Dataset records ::
···

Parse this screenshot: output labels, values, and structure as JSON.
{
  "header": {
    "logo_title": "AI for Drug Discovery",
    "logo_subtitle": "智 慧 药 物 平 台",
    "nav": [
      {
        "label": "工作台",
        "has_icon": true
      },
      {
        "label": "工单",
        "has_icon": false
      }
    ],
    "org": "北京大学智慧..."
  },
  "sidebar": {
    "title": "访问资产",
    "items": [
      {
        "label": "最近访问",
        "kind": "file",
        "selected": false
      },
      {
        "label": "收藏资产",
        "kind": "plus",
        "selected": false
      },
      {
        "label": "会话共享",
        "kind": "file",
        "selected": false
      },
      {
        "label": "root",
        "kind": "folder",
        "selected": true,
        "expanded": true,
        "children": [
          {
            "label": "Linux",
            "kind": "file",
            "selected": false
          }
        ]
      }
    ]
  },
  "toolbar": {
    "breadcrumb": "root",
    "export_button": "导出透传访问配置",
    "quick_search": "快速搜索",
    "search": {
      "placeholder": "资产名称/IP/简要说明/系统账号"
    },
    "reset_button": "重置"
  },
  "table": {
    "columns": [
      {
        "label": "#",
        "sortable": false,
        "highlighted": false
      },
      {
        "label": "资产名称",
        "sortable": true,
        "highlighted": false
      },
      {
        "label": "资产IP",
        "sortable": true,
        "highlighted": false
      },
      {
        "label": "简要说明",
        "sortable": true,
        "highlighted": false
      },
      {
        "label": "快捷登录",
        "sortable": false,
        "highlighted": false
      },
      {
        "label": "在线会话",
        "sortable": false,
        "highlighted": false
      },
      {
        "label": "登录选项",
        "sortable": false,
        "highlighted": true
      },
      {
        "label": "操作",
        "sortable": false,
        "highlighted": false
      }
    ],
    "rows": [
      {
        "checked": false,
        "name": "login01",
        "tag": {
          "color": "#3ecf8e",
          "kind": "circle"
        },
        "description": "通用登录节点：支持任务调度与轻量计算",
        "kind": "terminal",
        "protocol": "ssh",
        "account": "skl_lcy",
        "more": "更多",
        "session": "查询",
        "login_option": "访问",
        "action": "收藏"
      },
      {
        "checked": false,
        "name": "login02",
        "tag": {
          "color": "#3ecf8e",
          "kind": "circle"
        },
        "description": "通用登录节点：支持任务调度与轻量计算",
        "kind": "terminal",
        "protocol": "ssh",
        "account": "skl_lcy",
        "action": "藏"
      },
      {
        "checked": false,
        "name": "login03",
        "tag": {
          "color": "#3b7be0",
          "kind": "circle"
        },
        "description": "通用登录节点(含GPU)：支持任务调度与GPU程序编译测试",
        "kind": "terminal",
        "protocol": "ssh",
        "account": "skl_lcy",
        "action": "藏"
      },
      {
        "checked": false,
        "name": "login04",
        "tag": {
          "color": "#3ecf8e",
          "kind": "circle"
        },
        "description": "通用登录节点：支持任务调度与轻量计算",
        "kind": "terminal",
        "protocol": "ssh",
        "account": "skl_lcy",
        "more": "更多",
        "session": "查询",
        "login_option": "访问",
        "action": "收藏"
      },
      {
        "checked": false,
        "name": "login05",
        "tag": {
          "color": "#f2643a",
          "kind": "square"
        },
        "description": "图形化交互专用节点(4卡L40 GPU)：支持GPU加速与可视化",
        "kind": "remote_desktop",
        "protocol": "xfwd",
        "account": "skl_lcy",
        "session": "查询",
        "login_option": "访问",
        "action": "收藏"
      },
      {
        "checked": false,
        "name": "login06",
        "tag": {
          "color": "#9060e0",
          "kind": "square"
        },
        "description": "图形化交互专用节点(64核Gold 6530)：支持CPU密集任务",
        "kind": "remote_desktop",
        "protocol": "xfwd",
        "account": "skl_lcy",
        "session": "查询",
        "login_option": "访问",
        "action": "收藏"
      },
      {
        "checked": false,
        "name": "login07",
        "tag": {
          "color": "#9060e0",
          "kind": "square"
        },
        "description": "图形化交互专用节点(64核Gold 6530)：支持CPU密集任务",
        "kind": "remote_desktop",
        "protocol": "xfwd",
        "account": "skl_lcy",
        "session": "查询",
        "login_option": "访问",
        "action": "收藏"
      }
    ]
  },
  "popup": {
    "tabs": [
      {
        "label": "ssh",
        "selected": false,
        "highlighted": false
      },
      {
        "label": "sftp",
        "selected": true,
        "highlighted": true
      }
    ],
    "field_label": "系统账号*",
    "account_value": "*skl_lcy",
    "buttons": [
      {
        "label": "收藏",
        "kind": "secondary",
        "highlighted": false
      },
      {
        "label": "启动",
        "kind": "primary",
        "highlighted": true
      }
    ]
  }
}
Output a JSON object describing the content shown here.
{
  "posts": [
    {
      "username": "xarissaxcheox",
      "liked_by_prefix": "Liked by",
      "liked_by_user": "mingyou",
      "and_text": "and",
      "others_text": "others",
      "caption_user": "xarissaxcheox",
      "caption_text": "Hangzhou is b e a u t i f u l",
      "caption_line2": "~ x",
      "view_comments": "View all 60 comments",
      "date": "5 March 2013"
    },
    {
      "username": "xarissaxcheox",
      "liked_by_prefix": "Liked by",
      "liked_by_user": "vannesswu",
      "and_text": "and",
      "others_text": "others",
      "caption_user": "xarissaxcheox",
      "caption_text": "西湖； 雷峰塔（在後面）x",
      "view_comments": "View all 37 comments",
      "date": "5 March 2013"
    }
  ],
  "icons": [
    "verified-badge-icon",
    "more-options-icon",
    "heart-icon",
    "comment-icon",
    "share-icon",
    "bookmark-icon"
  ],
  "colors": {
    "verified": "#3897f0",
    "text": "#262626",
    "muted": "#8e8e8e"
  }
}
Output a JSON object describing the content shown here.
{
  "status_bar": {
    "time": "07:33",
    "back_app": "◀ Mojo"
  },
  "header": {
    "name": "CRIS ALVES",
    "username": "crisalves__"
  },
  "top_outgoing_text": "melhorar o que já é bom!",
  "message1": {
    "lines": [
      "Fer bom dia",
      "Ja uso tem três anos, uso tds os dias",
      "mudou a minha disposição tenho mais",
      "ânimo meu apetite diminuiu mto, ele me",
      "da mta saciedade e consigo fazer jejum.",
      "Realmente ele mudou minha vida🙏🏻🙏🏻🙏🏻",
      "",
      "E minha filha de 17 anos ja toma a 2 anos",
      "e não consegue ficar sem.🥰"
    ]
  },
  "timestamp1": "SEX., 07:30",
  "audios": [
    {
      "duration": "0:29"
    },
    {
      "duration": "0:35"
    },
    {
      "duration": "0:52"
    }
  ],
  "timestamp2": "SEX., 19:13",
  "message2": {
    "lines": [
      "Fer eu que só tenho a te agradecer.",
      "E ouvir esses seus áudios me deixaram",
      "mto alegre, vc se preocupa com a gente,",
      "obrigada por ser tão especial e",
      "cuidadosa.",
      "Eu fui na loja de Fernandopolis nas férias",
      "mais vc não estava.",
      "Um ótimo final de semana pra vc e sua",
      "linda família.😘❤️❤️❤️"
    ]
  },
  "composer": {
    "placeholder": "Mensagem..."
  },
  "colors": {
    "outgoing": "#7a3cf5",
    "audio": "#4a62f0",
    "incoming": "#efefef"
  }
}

···

TASK DIRECTIONS ::
Reproduce each entry exactly, leaving out nothing.

TASK RESPONSE ::
Parse this screenshot: output labels, values, and structure as JSON.
{
  "header": {
    "logo_title": "AI for Drug Discovery",
    "logo_subtitle": "智 慧 药 物 平 台",
    "nav": [
      {
        "label": "工作台",
        "has_icon": true
      },
      {
        "label": "工单",
        "has_icon": false
      }
    ],
    "org": "北京大学智慧..."
  },
  "sidebar": {
    "title": "访问资产",
    "items": [
      {
        "label": "最近访问",
        "kind": "file",
        "selected": false
      },
      {
        "label": "收藏资产",
        "kind": "plus",
        "selected": false
      },
      {
        "label": "会话共享",
        "kind": "file",
        "selected": false
      },
      {
        "label": "root",
        "kind": "folder",
        "selected": true,
        "expanded": true,
        "children": [
          {
            "label": "Linux",
            "kind": "file",
            "selected": false
          }
        ]
      }
    ]
  },
  "toolbar": {
    "breadcrumb": "root",
    "export_button": "导出透传访问配置",
    "quick_search": "快速搜索",
    "search": {
      "placeholder": "资产名称/IP/简要说明/系统账号"
    },
    "reset_button": "重置"
  },
  "table": {
    "columns": [
      {
        "label": "#",
        "sortable": false,
        "highlighted": false
      },
      {
        "label": "资产名称",
        "sortable": true,
        "highlighted": false
      },
      {
        "label": "资产IP",
        "sortable": true,
        "highlighted": false
      },
      {
        "label": "简要说明",
        "sortable": true,
        "highlighted": false
      },
      {
        "label": "快捷登录",
        "sortable": false,
        "highlighted": false
      },
      {
        "label": "在线会话",
        "sortable": false,
        "highlighted": false
      },
      {
        "label": "登录选项",
        "sortable": false,
        "highlighted": true
      },
      {
        "label": "操作",
        "sortable": false,
        "highlighted": false
      }
    ],
    "rows": [
      {
        "checked": false,
        "name": "login01",
        "tag": {
          "color": "#3ecf8e",
          "kind": "circle"
        },
        "description": "通用登录节点：支持任务调度与轻量计算",
        "kind": "terminal",
        "protocol": "ssh",
        "account": "skl_lcy",
        "more": "更多",
        "session": "查询",
        "login_option": "访问",
        "action": "收藏"
      },
      {
        "checked": false,
        "name": "login02",
        "tag": {
          "color": "#3ecf8e",
          "kind": "circle"
        },
        "description": "通用登录节点：支持任务调度与轻量计算",
        "kind": "terminal",
        "protocol": "ssh",
        "account": "skl_lcy",
        "action": "藏"
      },
      {
        "checked": false,
        "name": "login03",
        "tag": {
          "color": "#3b7be0",
          "kind": "circle"
        },
        "description": "通用登录节点(含GPU)：支持任务调度与GPU程序编译测试",
        "kind": "terminal",
        "protocol": "ssh",
        "account": "skl_lcy",
        "action": "藏"
      },
      {
        "checked": false,
        "name": "login04",
        "tag": {
          "color": "#3ecf8e",
          "kind": "circle"
        },
        "description": "通用登录节点：支持任务调度与轻量计算",
        "kind": "terminal",
        "protocol": "ssh",
        "account": "skl_lcy",
        "more": "更多",
        "session": "查询",
        "login_option": "访问",
        "action": "收藏"
      },
      {
        "checked": false,
        "name": "login05",
        "tag": {
          "color": "#f2643a",
          "kind": "square"
        },
        "description": "图形化交互专用节点(4卡L40 GPU)：支持GPU加速与可视化",
        "kind": "remote_desktop",
        "protocol": "xfwd",
        "account": "skl_lcy",
        "session": "查询",
        "login_option": "访问",
        "action": "收藏"
      },
      {
        "checked": false,
        "name": "login06",
        "tag": {
          "color": "#9060e0",
          "kind": "square"
        },
        "description": "图形化交互专用节点(64核Gold 6530)：支持CPU密集任务",
        "kind": "remote_desktop",
        "protocol": "xfwd",
        "account": "skl_lcy",
        "session": "查询",
        "login_option": "访问",
        "action": "收藏"
      },
      {
        "checked": false,
        "name": "login07",
        "tag": {
          "color": "#9060e0",
          "kind": "square"
        },
        "description": "图形化交互专用节点(64核Gold 6530)：支持CPU密集任务",
        "kind": "remote_desktop",
        "protocol": "xfwd",
        "account": "skl_lcy",
        "session": "查询",
        "login_option": "访问",
        "action": "收藏"
      }
    ]
  },
  "popup": {
    "tabs": [
      {
        "label": "ssh",
        "selected": false,
        "highlighted": false
      },
      {
        "label": "sftp",
        "selected": true,
        "highlighted": true
      }
    ],
    "field_label": "系统账号*",
    "account_value": "*skl_lcy",
    "buttons": [
      {
        "label": "收藏",
        "kind": "secondary",
        "highlighted": false
      },
      {
        "label": "启动",
        "kind": "primary",
        "highlighted": true
      }
    ]
  }
}
Output a JSON object describing the content shown here.
{
  "posts": [
    {
      "username": "xarissaxcheox",
      "liked_by_prefix": "Liked by",
      "liked_by_user": "mingyou",
      "and_text": "and",
      "others_text": "others",
      "caption_user": "xarissaxcheox",
      "caption_text": "Hangzhou is b e a u t i f u l",
      "caption_line2": "~ x",
      "view_comments": "View all 60 comments",
      "date": "5 March 2013"
    },
    {
      "username": "xarissaxcheox",
      "liked_by_prefix": "Liked by",
      "liked_by_user": "vannesswu",
      "and_text": "and",
      "others_text": "others",
      "caption_user": "xarissaxcheox",
      "caption_text": "西湖； 雷峰塔（在後面）x",
      "view_comments": "View all 37 comments",
      "date": "5 March 2013"
    }
  ],
  "icons": [
    "verified-badge-icon",
    "more-options-icon",
    "heart-icon",
    "comment-icon",
    "share-icon",
    "bookmark-icon"
  ],
  "colors": {
    "verified": "#3897f0",
    "text": "#262626",
    "muted": "#8e8e8e"
  }
}
Output a JSON object describing the content shown here.
{
  "status_bar": {
    "time": "07:33",
    "back_app": "◀ Mojo"
  },
  "header": {
    "name": "CRIS ALVES",
    "username": "crisalves__"
  },
  "top_outgoing_text": "melhorar o que já é bom!",
  "message1": {
    "lines": [
      "Fer bom dia",
      "Ja uso tem três anos, uso tds os dias",
      "mudou a minha disposição tenho mais",
      "ânimo meu apetite diminuiu mto, ele me",
      "da mta saciedade e consigo fazer jejum.",
      "Realmente ele mudou minha vida🙏🏻🙏🏻🙏🏻",
      "",
      "E minha filha de 17 anos ja toma a 2 anos",
      "e não consegue ficar sem.🥰"
    ]
  },
  "timestamp1": "SEX., 07:30",
  "audios": [
    {
      "duration": "0:29"
    },
    {
      "duration": "0:35"
    },
    {
      "duration": "0:52"
    }
  ],
  "timestamp2": "SEX., 19:13",
  "message2": {
    "lines": [
      "Fer eu que só tenho a te agradecer.",
      "E ouvir esses seus áudios me deixaram",
      "mto alegre, vc se preocupa com a gente,",
      "obrigada por ser tão especial e",
      "cuidadosa.",
      "Eu fui na loja de Fernandopolis nas férias",
      "mais vc não estava.",
      "Um ótimo final de semana pra vc e sua",
      "linda família.😘❤️❤️❤️"
    ]
  },
  "composer": {
    "placeholder": "Mensagem..."
  },
  "colors": {
    "outgoing": "#7a3cf5",
    "audio": "#4a62f0",
    "incoming": "#efefef"
  }
}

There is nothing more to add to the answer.